:: EXTRACTED MATERIAL
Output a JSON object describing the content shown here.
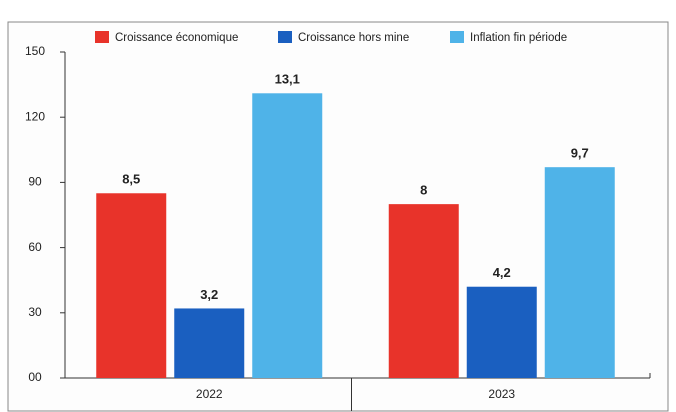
{
  "chart_data": {
    "type": "bar",
    "categories": [
      "2022",
      "2023"
    ],
    "series": [
      {
        "name": "Croissance économique",
        "color": "#e8332a",
        "values": [
          85,
          80
        ],
        "value_labels": [
          "8,5",
          "8"
        ]
      },
      {
        "name": "Croissance hors mine",
        "color": "#1a5fc0",
        "values": [
          32,
          42
        ],
        "value_labels": [
          "3,2",
          "4,2"
        ]
      },
      {
        "name": "Inflation fin période",
        "color": "#4fb3e8",
        "values": [
          131,
          97
        ],
        "value_labels": [
          "13,1",
          "9,7"
        ]
      }
    ],
    "ylim": [
      0,
      150
    ],
    "yticks": [
      {
        "value": 0,
        "label": "00"
      },
      30,
      60,
      90,
      120,
      150
    ],
    "legend": "top"
  }
}
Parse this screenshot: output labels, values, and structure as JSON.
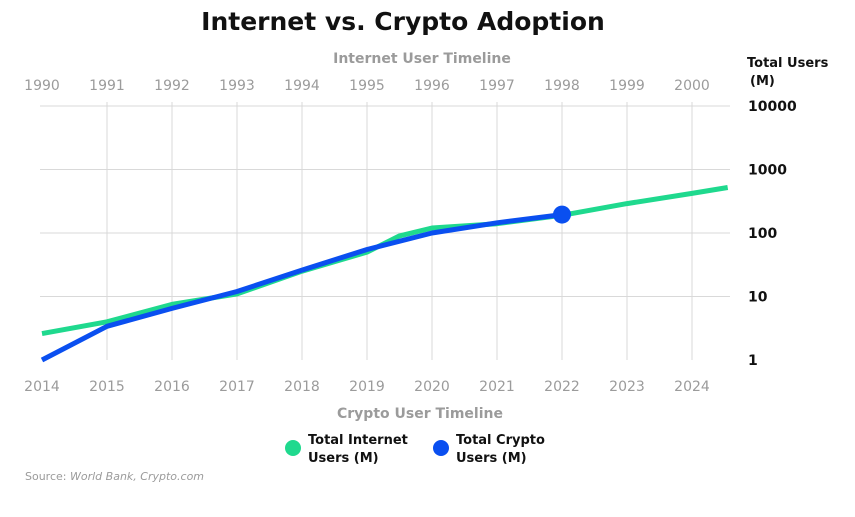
{
  "chart_data": {
    "type": "line",
    "title": "Internet vs. Crypto Adoption",
    "x_top_label": "Internet User Timeline",
    "x_bottom_label": "Crypto User Timeline",
    "ylabel_line1": "Total Users",
    "ylabel_line2": "(M)",
    "y_scale": "log",
    "ylim": [
      1,
      10000
    ],
    "yticks": [
      "1",
      "10",
      "100",
      "1000",
      "10000"
    ],
    "x_top_ticks": [
      "1990",
      "1991",
      "1992",
      "1993",
      "1994",
      "1995",
      "1996",
      "1997",
      "1998",
      "1999",
      "2000"
    ],
    "x_bottom_ticks": [
      "2014",
      "2015",
      "2016",
      "2017",
      "2018",
      "2019",
      "2020",
      "2021",
      "2022",
      "2023",
      "2024"
    ],
    "grid": true,
    "series": [
      {
        "name_line1": "Total Internet",
        "name_line2": "Users (M)",
        "color": "#1fd98e",
        "x_axis": "top",
        "x": [
          1990,
          1991,
          1992,
          1993,
          1994,
          1995,
          1995.5,
          1996,
          1997,
          1998,
          1999,
          2000,
          2000.55
        ],
        "y": [
          2.6,
          4.0,
          7.5,
          11,
          25,
          50,
          90,
          120,
          140,
          190,
          290,
          420,
          520
        ]
      },
      {
        "name_line1": "Total Crypto",
        "name_line2": "Users (M)",
        "color": "#0a4ff0",
        "x_axis": "bottom",
        "x": [
          2014,
          2015,
          2016,
          2017,
          2018,
          2019,
          2020,
          2021,
          2022
        ],
        "y": [
          1.0,
          3.4,
          6.5,
          12,
          26,
          55,
          100,
          145,
          195
        ],
        "end_marker": true
      }
    ],
    "legend_position": "bottom-center",
    "source_label": "Source:",
    "source_text": "World Bank, Crypto.com"
  }
}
::::
Output the records above exactly as they are, leaving out the pictures.

Output a JSON object describing the content shown here.
{
  "chart_data": {
    "type": "bar",
    "categories": [
      "2022",
      "2023"
    ],
    "series": [
      {
        "name": "Croissance économique",
        "color": "#e8332a",
        "values": [
          85,
          80
        ],
        "value_labels": [
          "8,5",
          "8"
        ]
      },
      {
        "name": "Croissance hors mine",
        "color": "#1a5fc0",
        "values": [
          32,
          42
        ],
        "value_labels": [
          "3,2",
          "4,2"
        ]
      },
      {
        "name": "Inflation fin période",
        "color": "#4fb3e8",
        "values": [
          131,
          97
        ],
        "value_labels": [
          "13,1",
          "9,7"
        ]
      }
    ],
    "ylim": [
      0,
      150
    ],
    "yticks": [
      {
        "value": 0,
        "label": "00"
      },
      30,
      60,
      90,
      120,
      150
    ],
    "legend": "top"
  }
}
Parse this screenshot: output labels, values, and structure as JSON.
{
  "chart_data": {
    "type": "line",
    "title": "Internet vs. Crypto Adoption",
    "x_top_label": "Internet User Timeline",
    "x_bottom_label": "Crypto User Timeline",
    "ylabel_line1": "Total Users",
    "ylabel_line2": "(M)",
    "y_scale": "log",
    "ylim": [
      1,
      10000
    ],
    "yticks": [
      "1",
      "10",
      "100",
      "1000",
      "10000"
    ],
    "x_top_ticks": [
      "1990",
      "1991",
      "1992",
      "1993",
      "1994",
      "1995",
      "1996",
      "1997",
      "1998",
      "1999",
      "2000"
    ],
    "x_bottom_ticks": [
      "2014",
      "2015",
      "2016",
      "2017",
      "2018",
      "2019",
      "2020",
      "2021",
      "2022",
      "2023",
      "2024"
    ],
    "grid": true,
    "series": [
      {
        "name_line1": "Total Internet",
        "name_line2": "Users (M)",
        "color": "#1fd98e",
        "x_axis": "top",
        "x": [
          1990,
          1991,
          1992,
          1993,
          1994,
          1995,
          1995.5,
          1996,
          1997,
          1998,
          1999,
          2000,
          2000.55
        ],
        "y": [
          2.6,
          4.0,
          7.5,
          11,
          25,
          50,
          90,
          120,
          140,
          190,
          290,
          420,
          520
        ]
      },
      {
        "name_line1": "Total Crypto",
        "name_line2": "Users (M)",
        "color": "#0a4ff0",
        "x_axis": "bottom",
        "x": [
          2014,
          2015,
          2016,
          2017,
          2018,
          2019,
          2020,
          2021,
          2022
        ],
        "y": [
          1.0,
          3.4,
          6.5,
          12,
          26,
          55,
          100,
          145,
          195
        ],
        "end_marker": true
      }
    ],
    "legend_position": "bottom-center",
    "source_label": "Source:",
    "source_text": "World Bank, Crypto.com"
  }
}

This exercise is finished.